- WRITTEN TASK: Extract the complete listing and repeat it word for word.

- INPUT RECORDS:
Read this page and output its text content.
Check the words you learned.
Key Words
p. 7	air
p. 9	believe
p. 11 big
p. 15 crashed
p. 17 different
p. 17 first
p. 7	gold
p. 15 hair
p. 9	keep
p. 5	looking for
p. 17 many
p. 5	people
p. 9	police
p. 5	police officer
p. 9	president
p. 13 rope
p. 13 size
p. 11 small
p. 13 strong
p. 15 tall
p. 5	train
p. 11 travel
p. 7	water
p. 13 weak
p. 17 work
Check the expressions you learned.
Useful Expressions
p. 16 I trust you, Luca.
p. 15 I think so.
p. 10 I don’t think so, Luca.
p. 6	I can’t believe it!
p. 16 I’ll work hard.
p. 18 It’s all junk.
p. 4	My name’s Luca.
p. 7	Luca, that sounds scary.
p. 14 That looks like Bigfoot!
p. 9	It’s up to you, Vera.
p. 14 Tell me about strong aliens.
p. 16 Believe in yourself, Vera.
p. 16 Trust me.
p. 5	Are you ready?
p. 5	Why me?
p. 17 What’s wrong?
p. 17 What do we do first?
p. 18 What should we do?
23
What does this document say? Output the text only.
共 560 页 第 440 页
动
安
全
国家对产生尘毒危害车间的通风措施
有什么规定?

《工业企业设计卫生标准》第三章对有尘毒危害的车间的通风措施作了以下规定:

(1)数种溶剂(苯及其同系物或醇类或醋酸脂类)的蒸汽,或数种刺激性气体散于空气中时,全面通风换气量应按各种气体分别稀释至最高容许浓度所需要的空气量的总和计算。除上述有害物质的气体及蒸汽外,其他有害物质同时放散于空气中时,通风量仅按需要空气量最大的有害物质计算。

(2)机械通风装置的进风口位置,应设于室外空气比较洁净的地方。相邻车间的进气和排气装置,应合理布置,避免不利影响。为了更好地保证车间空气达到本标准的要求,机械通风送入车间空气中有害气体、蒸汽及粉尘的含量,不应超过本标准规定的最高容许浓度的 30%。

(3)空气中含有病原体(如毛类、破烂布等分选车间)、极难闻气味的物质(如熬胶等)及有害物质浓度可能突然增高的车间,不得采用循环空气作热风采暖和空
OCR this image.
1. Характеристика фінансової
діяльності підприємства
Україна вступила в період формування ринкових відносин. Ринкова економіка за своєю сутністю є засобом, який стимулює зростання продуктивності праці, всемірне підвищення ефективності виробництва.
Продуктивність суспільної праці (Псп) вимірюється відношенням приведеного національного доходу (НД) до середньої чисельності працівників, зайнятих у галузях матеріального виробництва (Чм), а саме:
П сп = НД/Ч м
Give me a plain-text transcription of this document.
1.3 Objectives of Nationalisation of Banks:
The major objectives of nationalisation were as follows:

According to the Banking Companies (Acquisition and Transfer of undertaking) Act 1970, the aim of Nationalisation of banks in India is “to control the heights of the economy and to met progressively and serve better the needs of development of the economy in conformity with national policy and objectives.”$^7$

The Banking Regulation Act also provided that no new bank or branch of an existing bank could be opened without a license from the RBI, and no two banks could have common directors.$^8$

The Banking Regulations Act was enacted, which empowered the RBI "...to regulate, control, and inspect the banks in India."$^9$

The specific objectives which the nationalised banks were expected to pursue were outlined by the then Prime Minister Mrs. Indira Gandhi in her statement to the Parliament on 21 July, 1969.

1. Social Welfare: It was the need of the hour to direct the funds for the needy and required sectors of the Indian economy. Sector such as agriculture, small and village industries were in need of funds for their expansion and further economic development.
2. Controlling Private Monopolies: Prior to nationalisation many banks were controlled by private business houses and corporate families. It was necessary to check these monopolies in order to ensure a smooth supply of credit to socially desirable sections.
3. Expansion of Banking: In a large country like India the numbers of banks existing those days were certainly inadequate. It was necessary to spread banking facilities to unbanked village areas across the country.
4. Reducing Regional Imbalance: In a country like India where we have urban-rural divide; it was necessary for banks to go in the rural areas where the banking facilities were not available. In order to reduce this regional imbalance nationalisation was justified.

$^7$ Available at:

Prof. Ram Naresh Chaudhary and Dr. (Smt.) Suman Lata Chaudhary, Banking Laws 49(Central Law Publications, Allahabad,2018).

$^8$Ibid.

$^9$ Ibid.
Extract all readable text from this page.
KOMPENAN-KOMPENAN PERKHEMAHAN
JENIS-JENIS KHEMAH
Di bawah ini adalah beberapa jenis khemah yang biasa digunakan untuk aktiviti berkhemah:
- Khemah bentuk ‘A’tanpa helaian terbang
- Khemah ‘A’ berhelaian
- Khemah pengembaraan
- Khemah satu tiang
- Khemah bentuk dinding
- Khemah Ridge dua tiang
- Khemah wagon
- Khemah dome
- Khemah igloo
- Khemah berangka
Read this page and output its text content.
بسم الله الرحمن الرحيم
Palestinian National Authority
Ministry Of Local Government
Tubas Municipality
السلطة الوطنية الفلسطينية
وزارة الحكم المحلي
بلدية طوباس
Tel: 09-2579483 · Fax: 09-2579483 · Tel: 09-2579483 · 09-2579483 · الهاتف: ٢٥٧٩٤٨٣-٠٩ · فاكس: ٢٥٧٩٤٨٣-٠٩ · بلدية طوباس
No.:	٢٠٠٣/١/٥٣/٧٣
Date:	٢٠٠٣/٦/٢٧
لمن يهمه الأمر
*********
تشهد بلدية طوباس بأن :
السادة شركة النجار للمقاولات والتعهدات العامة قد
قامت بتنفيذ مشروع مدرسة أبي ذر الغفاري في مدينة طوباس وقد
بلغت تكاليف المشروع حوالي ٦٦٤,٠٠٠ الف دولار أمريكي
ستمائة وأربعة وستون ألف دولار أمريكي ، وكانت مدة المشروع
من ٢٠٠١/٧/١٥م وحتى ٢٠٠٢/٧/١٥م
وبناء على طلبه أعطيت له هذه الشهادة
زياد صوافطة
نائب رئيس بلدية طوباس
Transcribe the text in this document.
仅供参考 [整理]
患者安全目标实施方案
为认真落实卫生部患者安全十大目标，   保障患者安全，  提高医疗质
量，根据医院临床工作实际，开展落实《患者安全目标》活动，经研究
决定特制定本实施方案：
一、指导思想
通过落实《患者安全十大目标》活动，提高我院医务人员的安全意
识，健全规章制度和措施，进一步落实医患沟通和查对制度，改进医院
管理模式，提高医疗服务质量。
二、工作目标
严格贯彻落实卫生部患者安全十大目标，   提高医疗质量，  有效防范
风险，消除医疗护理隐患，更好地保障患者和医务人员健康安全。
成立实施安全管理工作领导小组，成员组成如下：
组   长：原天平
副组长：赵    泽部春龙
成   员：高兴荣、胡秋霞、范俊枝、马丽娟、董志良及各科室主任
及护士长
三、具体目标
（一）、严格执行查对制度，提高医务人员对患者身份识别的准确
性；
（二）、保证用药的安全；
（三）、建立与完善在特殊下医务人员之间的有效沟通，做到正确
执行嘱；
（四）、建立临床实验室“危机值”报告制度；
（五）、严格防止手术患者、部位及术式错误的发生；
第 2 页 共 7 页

- RIGHT ANSWER:
Read this page and output its text content.
Check the words you learned.
Key Words
p. 7	air
p. 9	believe
p. 11 big
p. 15 crashed
p. 17 different
p. 17 first
p. 7	gold
p. 15 hair
p. 9	keep
p. 5	looking for
p. 17 many
p. 5	people
p. 9	police
p. 5	police officer
p. 9	president
p. 13 rope
p. 13 size
p. 11 small
p. 13 strong
p. 15 tall
p. 5	train
p. 11 travel
p. 7	water
p. 13 weak
p. 17 work
Check the expressions you learned.
Useful Expressions
p. 16 I trust you, Luca.
p. 15 I think so.
p. 10 I don’t think so, Luca.
p. 6	I can’t believe it!
p. 16 I’ll work hard.
p. 18 It’s all junk.
p. 4	My name’s Luca.
p. 7	Luca, that sounds scary.
p. 14 That looks like Bigfoot!
p. 9	It’s up to you, Vera.
p. 14 Tell me about strong aliens.
p. 16 Believe in yourself, Vera.
p. 16 Trust me.
p. 5	Are you ready?
p. 5	Why me?
p. 17 What’s wrong?
p. 17 What do we do first?
p. 18 What should we do?
23
What does this document say? Output the text only.
共 560 页 第 440 页
动
安
全
国家对产生尘毒危害车间的通风措施
有什么规定?

《工业企业设计卫生标准》第三章对有尘毒危害的车间的通风措施作了以下规定:

(1)数种溶剂(苯及其同系物或醇类或醋酸脂类)的蒸汽,或数种刺激性气体散于空气中时,全面通风换气量应按各种气体分别稀释至最高容许浓度所需要的空气量的总和计算。除上述有害物质的气体及蒸汽外,其他有害物质同时放散于空气中时,通风量仅按需要空气量最大的有害物质计算。

(2)机械通风装置的进风口位置,应设于室外空气比较洁净的地方。相邻车间的进气和排气装置,应合理布置,避免不利影响。为了更好地保证车间空气达到本标准的要求,机械通风送入车间空气中有害气体、蒸汽及粉尘的含量,不应超过本标准规定的最高容许浓度的 30%。

(3)空气中含有病原体(如毛类、破烂布等分选车间)、极难闻气味的物质(如熬胶等)及有害物质浓度可能突然增高的车间,不得采用循环空气作热风采暖和空
OCR this image.
1. Характеристика фінансової
діяльності підприємства
Україна вступила в період формування ринкових відносин. Ринкова економіка за своєю сутністю є засобом, який стимулює зростання продуктивності праці, всемірне підвищення ефективності виробництва.
Продуктивність суспільної праці (Псп) вимірюється відношенням приведеного національного доходу (НД) до середньої чисельності працівників, зайнятих у галузях матеріального виробництва (Чм), а саме:
П сп = НД/Ч м
Give me a plain-text transcription of this document.
1.3 Objectives of Nationalisation of Banks:
The major objectives of nationalisation were as follows:

According to the Banking Companies (Acquisition and Transfer of undertaking) Act 1970, the aim of Nationalisation of banks in India is “to control the heights of the economy and to met progressively and serve better the needs of development of the economy in conformity with national policy and objectives.”$^7$

The Banking Regulation Act also provided that no new bank or branch of an existing bank could be opened without a license from the RBI, and no two banks could have common directors.$^8$

The Banking Regulations Act was enacted, which empowered the RBI "...to regulate, control, and inspect the banks in India."$^9$

The specific objectives which the nationalised banks were expected to pursue were outlined by the then Prime Minister Mrs. Indira Gandhi in her statement to the Parliament on 21 July, 1969.

1. Social Welfare: It was the need of the hour to direct the funds for the needy and required sectors of the Indian economy. Sector such as agriculture, small and village industries were in need of funds for their expansion and further economic development.
2. Controlling Private Monopolies: Prior to nationalisation many banks were controlled by private business houses and corporate families. It was necessary to check these monopolies in order to ensure a smooth supply of credit to socially desirable sections.
3. Expansion of Banking: In a large country like India the numbers of banks existing those days were certainly inadequate. It was necessary to spread banking facilities to unbanked village areas across the country.
4. Reducing Regional Imbalance: In a country like India where we have urban-rural divide; it was necessary for banks to go in the rural areas where the banking facilities were not available. In order to reduce this regional imbalance nationalisation was justified.

$^7$ Available at:

Prof. Ram Naresh Chaudhary and Dr. (Smt.) Suman Lata Chaudhary, Banking Laws 49(Central Law Publications, Allahabad,2018).

$^8$Ibid.

$^9$ Ibid.
Extract all readable text from this page.
KOMPENAN-KOMPENAN PERKHEMAHAN
JENIS-JENIS KHEMAH
Di bawah ini adalah beberapa jenis khemah yang biasa digunakan untuk aktiviti berkhemah:
- Khemah bentuk ‘A’tanpa helaian terbang
- Khemah ‘A’ berhelaian
- Khemah pengembaraan
- Khemah satu tiang
- Khemah bentuk dinding
- Khemah Ridge dua tiang
- Khemah wagon
- Khemah dome
- Khemah igloo
- Khemah berangka
Read this page and output its text content.
بسم الله الرحمن الرحيم
Palestinian National Authority
Ministry Of Local Government
Tubas Municipality
السلطة الوطنية الفلسطينية
وزارة الحكم المحلي
بلدية طوباس
Tel: 09-2579483 · Fax: 09-2579483 · Tel: 09-2579483 · 09-2579483 · الهاتف: ٢٥٧٩٤٨٣-٠٩ · فاكس: ٢٥٧٩٤٨٣-٠٩ · بلدية طوباس
No.:	٢٠٠٣/١/٥٣/٧٣
Date:	٢٠٠٣/٦/٢٧
لمن يهمه الأمر
*********
تشهد بلدية طوباس بأن :
السادة شركة النجار للمقاولات والتعهدات العامة قد
قامت بتنفيذ مشروع مدرسة أبي ذر الغفاري في مدينة طوباس وقد
بلغت تكاليف المشروع حوالي ٦٦٤,٠٠٠ الف دولار أمريكي
ستمائة وأربعة وستون ألف دولار أمريكي ، وكانت مدة المشروع
من ٢٠٠١/٧/١٥م وحتى ٢٠٠٢/٧/١٥م
وبناء على طلبه أعطيت له هذه الشهادة
زياد صوافطة
نائب رئيس بلدية طوباس
Transcribe the text in this document.
仅供参考 [整理]
患者安全目标实施方案
为认真落实卫生部患者安全十大目标，   保障患者安全，  提高医疗质
量，根据医院临床工作实际，开展落实《患者安全目标》活动，经研究
决定特制定本实施方案：
一、指导思想
通过落实《患者安全十大目标》活动，提高我院医务人员的安全意
识，健全规章制度和措施，进一步落实医患沟通和查对制度，改进医院
管理模式，提高医疗服务质量。
二、工作目标
严格贯彻落实卫生部患者安全十大目标，   提高医疗质量，  有效防范
风险，消除医疗护理隐患，更好地保障患者和医务人员健康安全。
成立实施安全管理工作领导小组，成员组成如下：
组   长：原天平
副组长：赵    泽部春龙
成   员：高兴荣、胡秋霞、范俊枝、马丽娟、董志良及各科室主任
及护士长
三、具体目标
（一）、严格执行查对制度，提高医务人员对患者身份识别的准确
性；
（二）、保证用药的安全；
（三）、建立与完善在特殊下医务人员之间的有效沟通，做到正确
执行嘱；
（四）、建立临床实验室“危机值”报告制度；
（五）、严格防止手术患者、部位及术式错误的发生；
第 2 页 共 7 页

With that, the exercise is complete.